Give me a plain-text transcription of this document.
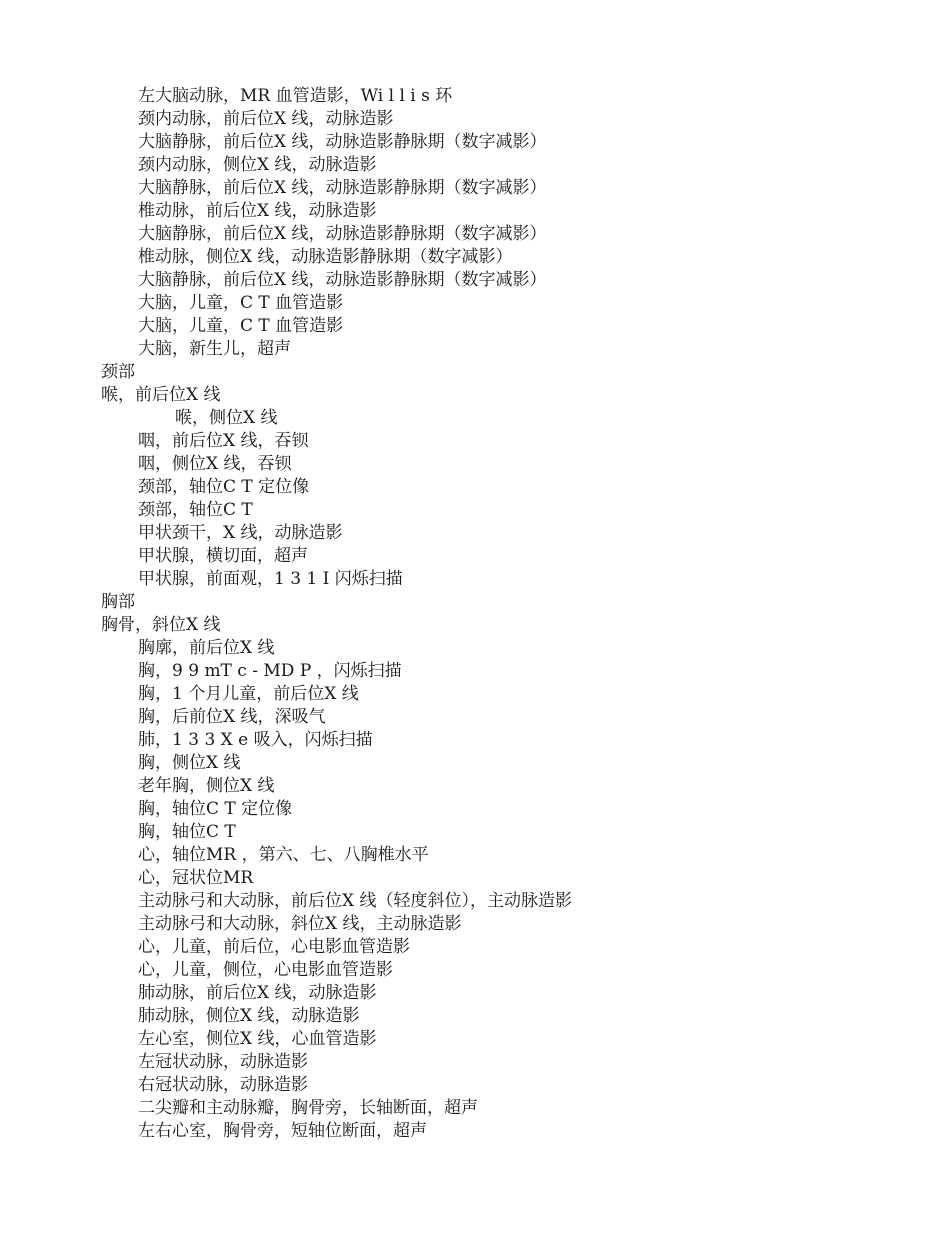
左大脑动脉，MR 血管造影，Wi l l i s 环
颈内动脉，前后位X 线，动脉造影
大脑静脉，前后位X 线，动脉造影静脉期（数字减影）
颈内动脉，侧位X 线，动脉造影
大脑静脉，前后位X 线，动脉造影静脉期（数字减影）
椎动脉，前后位X 线，动脉造影
大脑静脉，前后位X 线，动脉造影静脉期（数字减影）
椎动脉，侧位X 线，动脉造影静脉期（数字减影）
大脑静脉，前后位X 线，动脉造影静脉期（数字减影）
大脑，儿童，C T 血管造影
大脑，儿童，C T 血管造影
大脑，新生儿，超声
颈部
喉，前后位X 线
喉，侧位X 线
咽，前后位X 线，吞钡
咽，侧位X 线，吞钡
颈部，轴位C T 定位像
颈部，轴位C T
甲状颈干，X 线，动脉造影
甲状腺，横切面，超声
甲状腺，前面观，1 3 1 I 闪烁扫描
胸部
胸骨，斜位X 线
胸廓，前后位X 线
胸，9 9 mT c - MD P ，闪烁扫描
胸，1 个月儿童，前后位X 线
胸，后前位X 线，深吸气
肺，1 3 3 X e 吸入，闪烁扫描
胸，侧位X 线
老年胸，侧位X 线
胸，轴位C T 定位像
胸，轴位C T
心，轴位MR ，第六、七、八胸椎水平
心，冠状位MR
主动脉弓和大动脉，前后位X 线（轻度斜位），主动脉造影
主动脉弓和大动脉，斜位X 线，主动脉造影
心，儿童，前后位，心电影血管造影
心，儿童，侧位，心电影血管造影
肺动脉，前后位X 线，动脉造影
肺动脉，侧位X 线，动脉造影
左心室，侧位X 线，心血管造影
左冠状动脉，动脉造影
右冠状动脉，动脉造影
二尖瓣和主动脉瓣，胸骨旁，长轴断面，超声
左右心室，胸骨旁，短轴位断面，超声
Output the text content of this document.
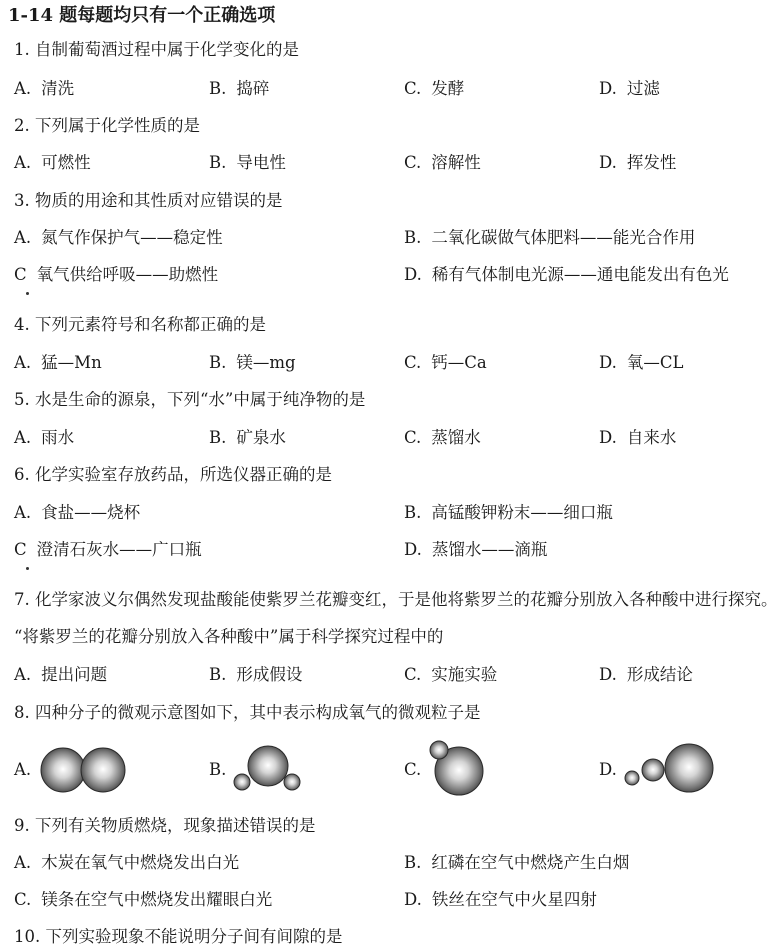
1-14 题每题均只有一个正确选项
1. 自制葡萄酒过程中属于化学变化的是
A. 清洗	B. 捣碎	C. 发酵	D. 过滤
2. 下列属于化学性质的是
A. 可燃性	B. 导电性	C. 溶解性	D. 挥发性
3. 物质的用途和其性质对应错误的是
A. 氮气作保护气——稳定性	B. 二氧化碳做气体肥料——能光合作用
C 氧气供给呼吸——助燃性	D. 稀有气体制电光源——通电能发出有色光
4. 下列元素符号和名称都正确的是
A. 猛—Mn	B. 镁—mg	C. 钙—Ca	D. 氧—CL
5. 水是生命的源泉，下列“水”中属于纯净物的是
A. 雨水	B. 矿泉水	C. 蒸馏水	D. 自来水
6. 化学实验室存放药品，所选仪器正确的是
A. 食盐——烧杯	B. 高锰酸钾粉末——细口瓶
C 澄清石灰水——广口瓶	D. 蒸馏水——滴瓶
7. 化学家波义尔偶然发现盐酸能使紫罗兰花瓣变红，于是他将紫罗兰的花瓣分别放入各种酸中进行探究。
“将紫罗兰的花瓣分别放入各种酸中”属于科学探究过程中的
A. 提出问题	B. 形成假设	C. 实施实验	D. 形成结论
8. 四种分子的微观示意图如下，其中表示构成氧气的微观粒子是
A.	B.	C.	D.
9. 下列有关物质燃烧，现象描述错误的是
A. 木炭在氧气中燃烧发出白光	B. 红磷在空气中燃烧产生白烟
C. 镁条在空气中燃烧发出耀眼白光	D. 铁丝在空气中火星四射
10. 下列实验现象不能说明分子间有间隙的是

Task goal
In the records above, find the line containing "Output the text content of this document.". Reproduce it and every line after it through the last line, omitting pictures.

Written response
Output the text content of this document.
1-14 题每题均只有一个正确选项
1. 自制葡萄酒过程中属于化学变化的是
A. 清洗	B. 捣碎	C. 发酵	D. 过滤
2. 下列属于化学性质的是
A. 可燃性	B. 导电性	C. 溶解性	D. 挥发性
3. 物质的用途和其性质对应错误的是
A. 氮气作保护气——稳定性	B. 二氧化碳做气体肥料——能光合作用
C 氧气供给呼吸——助燃性	D. 稀有气体制电光源——通电能发出有色光
4. 下列元素符号和名称都正确的是
A. 猛—Mn	B. 镁—mg	C. 钙—Ca	D. 氧—CL
5. 水是生命的源泉，下列“水”中属于纯净物的是
A. 雨水	B. 矿泉水	C. 蒸馏水	D. 自来水
6. 化学实验室存放药品，所选仪器正确的是
A. 食盐——烧杯	B. 高锰酸钾粉末——细口瓶
C 澄清石灰水——广口瓶	D. 蒸馏水——滴瓶
7. 化学家波义尔偶然发现盐酸能使紫罗兰花瓣变红，于是他将紫罗兰的花瓣分别放入各种酸中进行探究。
“将紫罗兰的花瓣分别放入各种酸中”属于科学探究过程中的
A. 提出问题	B. 形成假设	C. 实施实验	D. 形成结论
8. 四种分子的微观示意图如下，其中表示构成氧气的微观粒子是
A.	B.	C.	D.
9. 下列有关物质燃烧，现象描述错误的是
A. 木炭在氧气中燃烧发出白光	B. 红磷在空气中燃烧产生白烟
C. 镁条在空气中燃烧发出耀眼白光	D. 铁丝在空气中火星四射
10. 下列实验现象不能说明分子间有间隙的是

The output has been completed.